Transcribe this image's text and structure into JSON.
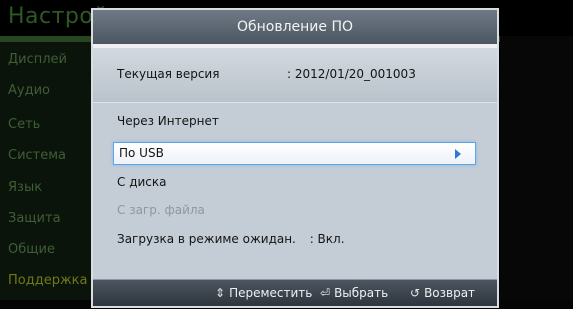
{
  "background_menu": {
    "title": "Настрой",
    "items": [
      "Дисплей",
      "Аудио",
      "Сеть",
      "Система",
      "Язык",
      "Защита",
      "Общие",
      "Поддержка"
    ]
  },
  "dialog": {
    "title": "Обновление ПО",
    "current_version_label": "Текущая версия",
    "current_version_value": ":  2012/01/20_001003",
    "options": {
      "internet": "Через Интернет",
      "usb": "По USB",
      "disc": "С диска",
      "file": "С загр. файла",
      "standby_label": "Загрузка в режиме ожидан.",
      "standby_value": ":  Вкл."
    },
    "footer": {
      "move": "Переместить",
      "select": "Выбрать",
      "return": "Возврат"
    }
  },
  "colors": {
    "selection_border": "#5fa5e6",
    "arrow": "#2f78d6",
    "active_menu": "#6e7a18"
  }
}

__________

▶ _REQUIRED WORK_
Write out each line again precisely as it appears, skipping every picture.

▶ _RESPONSE_
Transcribe this image's text and structure into JSON.
{
  "background_menu": {
    "title": "Настрой",
    "items": [
      "Дисплей",
      "Аудио",
      "Сеть",
      "Система",
      "Язык",
      "Защита",
      "Общие",
      "Поддержка"
    ]
  },
  "dialog": {
    "title": "Обновление ПО",
    "current_version_label": "Текущая версия",
    "current_version_value": ":  2012/01/20_001003",
    "options": {
      "internet": "Через Интернет",
      "usb": "По USB",
      "disc": "С диска",
      "file": "С загр. файла",
      "standby_label": "Загрузка в режиме ожидан.",
      "standby_value": ":  Вкл."
    },
    "footer": {
      "move": "Переместить",
      "select": "Выбрать",
      "return": "Возврат"
    }
  },
  "colors": {
    "selection_border": "#5fa5e6",
    "arrow": "#2f78d6",
    "active_menu": "#6e7a18"
  }
}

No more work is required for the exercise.